-- To do --
Check every line of the entries for "emit", and copy the lines that hold it.

-- Given entries --
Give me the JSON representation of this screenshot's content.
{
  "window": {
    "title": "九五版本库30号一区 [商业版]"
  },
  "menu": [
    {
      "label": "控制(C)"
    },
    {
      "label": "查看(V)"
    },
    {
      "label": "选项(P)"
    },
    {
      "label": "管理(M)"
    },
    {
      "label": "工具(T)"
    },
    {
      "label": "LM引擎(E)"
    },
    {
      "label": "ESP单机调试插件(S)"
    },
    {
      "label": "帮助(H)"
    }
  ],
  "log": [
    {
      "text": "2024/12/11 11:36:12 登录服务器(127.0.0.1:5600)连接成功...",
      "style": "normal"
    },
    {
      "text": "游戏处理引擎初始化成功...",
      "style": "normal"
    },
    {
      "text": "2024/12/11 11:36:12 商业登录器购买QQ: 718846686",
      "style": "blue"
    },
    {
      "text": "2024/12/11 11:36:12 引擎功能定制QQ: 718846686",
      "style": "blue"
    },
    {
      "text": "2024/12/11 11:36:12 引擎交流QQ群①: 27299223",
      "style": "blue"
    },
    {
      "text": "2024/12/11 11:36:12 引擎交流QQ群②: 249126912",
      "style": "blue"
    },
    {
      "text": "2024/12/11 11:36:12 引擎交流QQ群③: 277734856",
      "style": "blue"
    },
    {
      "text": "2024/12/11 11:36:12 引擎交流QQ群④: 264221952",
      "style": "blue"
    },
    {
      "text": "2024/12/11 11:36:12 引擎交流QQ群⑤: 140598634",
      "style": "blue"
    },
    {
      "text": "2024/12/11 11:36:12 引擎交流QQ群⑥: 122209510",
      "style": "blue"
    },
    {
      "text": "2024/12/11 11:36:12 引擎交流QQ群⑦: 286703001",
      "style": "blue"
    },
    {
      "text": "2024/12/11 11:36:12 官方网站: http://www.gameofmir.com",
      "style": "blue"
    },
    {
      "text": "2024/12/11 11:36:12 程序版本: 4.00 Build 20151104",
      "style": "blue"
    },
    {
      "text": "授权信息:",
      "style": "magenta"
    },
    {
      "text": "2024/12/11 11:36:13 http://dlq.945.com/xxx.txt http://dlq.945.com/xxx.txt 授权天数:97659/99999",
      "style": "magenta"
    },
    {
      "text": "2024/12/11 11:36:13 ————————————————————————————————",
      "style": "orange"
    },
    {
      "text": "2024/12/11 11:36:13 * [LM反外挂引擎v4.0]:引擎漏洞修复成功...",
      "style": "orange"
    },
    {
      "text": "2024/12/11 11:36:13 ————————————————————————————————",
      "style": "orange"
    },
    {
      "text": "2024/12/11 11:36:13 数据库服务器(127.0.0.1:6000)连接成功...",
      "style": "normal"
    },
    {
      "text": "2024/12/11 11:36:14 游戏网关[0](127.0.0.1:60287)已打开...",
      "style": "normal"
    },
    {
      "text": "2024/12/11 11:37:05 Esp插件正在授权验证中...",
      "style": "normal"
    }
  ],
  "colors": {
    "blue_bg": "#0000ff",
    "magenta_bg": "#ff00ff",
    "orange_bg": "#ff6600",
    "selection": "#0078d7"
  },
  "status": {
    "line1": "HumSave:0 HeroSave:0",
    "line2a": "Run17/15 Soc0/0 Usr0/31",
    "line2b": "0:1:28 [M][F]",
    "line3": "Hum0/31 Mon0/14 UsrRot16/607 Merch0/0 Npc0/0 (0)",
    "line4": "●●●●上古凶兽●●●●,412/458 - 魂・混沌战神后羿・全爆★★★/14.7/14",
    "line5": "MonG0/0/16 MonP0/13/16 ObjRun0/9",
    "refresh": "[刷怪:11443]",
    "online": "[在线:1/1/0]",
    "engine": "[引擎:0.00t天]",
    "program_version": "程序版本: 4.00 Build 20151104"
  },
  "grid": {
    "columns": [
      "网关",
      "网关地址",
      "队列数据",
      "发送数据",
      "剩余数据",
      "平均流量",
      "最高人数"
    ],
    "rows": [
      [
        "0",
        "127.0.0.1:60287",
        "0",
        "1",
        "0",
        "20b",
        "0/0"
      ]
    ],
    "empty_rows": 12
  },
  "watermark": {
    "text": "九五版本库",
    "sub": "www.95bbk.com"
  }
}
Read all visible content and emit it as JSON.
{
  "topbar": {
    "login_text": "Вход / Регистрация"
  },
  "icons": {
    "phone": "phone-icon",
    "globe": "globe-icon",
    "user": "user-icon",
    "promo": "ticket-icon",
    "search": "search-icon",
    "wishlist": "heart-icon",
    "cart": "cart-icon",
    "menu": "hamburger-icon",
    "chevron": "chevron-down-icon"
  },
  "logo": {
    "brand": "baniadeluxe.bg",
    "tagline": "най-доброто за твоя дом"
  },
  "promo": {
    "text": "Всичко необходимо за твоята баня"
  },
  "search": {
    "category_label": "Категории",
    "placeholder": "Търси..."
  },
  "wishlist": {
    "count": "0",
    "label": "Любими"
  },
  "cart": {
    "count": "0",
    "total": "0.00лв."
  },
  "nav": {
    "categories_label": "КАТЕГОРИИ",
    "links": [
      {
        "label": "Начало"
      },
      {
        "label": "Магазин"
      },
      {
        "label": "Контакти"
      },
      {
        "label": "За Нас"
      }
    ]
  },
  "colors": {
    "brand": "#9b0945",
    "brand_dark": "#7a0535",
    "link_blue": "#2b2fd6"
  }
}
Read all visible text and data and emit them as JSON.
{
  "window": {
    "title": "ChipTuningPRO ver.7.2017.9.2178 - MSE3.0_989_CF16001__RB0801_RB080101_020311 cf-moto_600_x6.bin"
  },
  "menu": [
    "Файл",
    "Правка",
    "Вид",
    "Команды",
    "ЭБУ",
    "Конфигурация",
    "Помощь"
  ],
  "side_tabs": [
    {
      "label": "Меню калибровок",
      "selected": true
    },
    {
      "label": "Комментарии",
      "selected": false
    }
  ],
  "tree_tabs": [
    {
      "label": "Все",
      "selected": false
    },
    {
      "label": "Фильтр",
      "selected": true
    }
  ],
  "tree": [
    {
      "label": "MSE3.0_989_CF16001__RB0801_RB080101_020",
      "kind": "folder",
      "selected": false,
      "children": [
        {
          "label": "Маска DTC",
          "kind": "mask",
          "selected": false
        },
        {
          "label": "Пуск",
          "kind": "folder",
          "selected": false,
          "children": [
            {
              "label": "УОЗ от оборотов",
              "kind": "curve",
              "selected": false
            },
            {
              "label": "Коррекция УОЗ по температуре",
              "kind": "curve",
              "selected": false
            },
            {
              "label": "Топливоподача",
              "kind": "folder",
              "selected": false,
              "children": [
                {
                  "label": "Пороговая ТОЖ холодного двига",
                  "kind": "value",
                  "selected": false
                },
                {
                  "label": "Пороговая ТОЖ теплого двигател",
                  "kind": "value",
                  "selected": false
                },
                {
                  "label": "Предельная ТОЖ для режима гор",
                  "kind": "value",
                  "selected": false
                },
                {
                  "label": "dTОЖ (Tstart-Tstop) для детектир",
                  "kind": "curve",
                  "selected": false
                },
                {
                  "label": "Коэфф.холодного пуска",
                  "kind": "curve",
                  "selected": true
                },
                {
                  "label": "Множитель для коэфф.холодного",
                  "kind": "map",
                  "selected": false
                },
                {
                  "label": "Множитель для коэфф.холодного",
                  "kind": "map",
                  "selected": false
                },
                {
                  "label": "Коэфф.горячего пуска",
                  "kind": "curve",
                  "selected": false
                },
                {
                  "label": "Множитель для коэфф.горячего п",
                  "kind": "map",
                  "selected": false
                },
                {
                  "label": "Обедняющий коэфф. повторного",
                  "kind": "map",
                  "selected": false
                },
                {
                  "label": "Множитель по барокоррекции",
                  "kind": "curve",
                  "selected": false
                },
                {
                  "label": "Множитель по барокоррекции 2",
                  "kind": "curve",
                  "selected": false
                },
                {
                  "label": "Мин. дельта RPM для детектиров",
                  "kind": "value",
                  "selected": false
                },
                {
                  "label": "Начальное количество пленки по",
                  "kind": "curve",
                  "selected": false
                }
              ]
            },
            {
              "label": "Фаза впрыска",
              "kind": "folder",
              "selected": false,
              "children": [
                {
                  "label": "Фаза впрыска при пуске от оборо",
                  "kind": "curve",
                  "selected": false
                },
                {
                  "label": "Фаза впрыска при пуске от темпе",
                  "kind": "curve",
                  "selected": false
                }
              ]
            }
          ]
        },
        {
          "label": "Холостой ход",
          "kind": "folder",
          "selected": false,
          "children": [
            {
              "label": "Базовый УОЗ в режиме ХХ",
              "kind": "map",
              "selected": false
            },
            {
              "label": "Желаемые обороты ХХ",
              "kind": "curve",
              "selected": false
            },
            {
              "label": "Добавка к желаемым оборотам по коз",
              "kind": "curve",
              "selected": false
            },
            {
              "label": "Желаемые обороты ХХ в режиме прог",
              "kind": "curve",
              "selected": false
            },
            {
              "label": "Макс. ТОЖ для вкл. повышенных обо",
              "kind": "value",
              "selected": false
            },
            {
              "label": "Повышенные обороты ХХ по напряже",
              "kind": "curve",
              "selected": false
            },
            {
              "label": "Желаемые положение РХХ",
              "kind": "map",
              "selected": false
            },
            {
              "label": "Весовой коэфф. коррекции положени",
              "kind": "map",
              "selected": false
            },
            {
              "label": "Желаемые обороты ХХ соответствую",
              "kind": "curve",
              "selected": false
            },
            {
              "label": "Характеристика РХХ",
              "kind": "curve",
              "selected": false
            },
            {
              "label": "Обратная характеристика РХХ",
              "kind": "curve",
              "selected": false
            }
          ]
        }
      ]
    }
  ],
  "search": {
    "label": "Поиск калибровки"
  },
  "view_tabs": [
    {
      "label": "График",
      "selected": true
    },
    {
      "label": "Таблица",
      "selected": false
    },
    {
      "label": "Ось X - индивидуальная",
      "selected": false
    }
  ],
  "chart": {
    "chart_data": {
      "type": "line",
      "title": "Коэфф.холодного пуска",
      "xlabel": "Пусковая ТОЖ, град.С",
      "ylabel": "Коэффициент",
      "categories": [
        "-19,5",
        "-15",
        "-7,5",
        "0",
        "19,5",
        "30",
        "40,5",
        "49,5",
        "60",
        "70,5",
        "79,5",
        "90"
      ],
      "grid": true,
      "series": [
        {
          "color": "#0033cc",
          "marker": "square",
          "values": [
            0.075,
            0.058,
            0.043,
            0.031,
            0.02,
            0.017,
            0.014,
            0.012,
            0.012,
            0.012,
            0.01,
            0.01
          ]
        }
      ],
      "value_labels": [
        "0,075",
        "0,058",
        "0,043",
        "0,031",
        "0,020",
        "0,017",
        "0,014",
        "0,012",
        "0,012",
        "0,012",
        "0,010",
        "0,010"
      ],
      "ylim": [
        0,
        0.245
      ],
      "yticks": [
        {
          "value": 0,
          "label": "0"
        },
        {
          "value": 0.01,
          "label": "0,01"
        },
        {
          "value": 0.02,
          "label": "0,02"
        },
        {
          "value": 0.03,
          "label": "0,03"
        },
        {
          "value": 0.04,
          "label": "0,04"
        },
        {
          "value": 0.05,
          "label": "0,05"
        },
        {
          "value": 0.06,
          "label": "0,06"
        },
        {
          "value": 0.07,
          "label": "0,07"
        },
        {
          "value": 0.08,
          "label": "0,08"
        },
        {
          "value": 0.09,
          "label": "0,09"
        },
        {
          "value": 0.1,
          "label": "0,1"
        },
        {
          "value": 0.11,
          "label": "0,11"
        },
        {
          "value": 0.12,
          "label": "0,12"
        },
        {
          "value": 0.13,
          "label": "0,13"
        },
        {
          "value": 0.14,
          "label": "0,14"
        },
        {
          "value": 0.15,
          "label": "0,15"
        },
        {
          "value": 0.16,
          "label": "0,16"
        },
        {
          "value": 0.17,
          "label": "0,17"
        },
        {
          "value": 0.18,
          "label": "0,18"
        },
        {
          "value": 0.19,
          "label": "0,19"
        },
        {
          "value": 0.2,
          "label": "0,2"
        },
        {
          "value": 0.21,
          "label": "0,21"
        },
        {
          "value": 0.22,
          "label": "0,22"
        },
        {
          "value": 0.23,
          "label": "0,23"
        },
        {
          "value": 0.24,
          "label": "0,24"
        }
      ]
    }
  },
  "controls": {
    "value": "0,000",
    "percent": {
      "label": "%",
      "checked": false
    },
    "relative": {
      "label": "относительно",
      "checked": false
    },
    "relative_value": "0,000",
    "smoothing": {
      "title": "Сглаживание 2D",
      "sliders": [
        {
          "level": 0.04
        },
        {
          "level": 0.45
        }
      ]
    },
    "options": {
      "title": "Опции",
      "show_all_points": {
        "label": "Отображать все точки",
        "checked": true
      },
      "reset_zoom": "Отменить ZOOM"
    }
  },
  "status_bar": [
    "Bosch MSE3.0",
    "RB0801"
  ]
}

-- Solution below --
Read all visible content and emit it as JSON.
Read all visible text and data and emit them as JSON.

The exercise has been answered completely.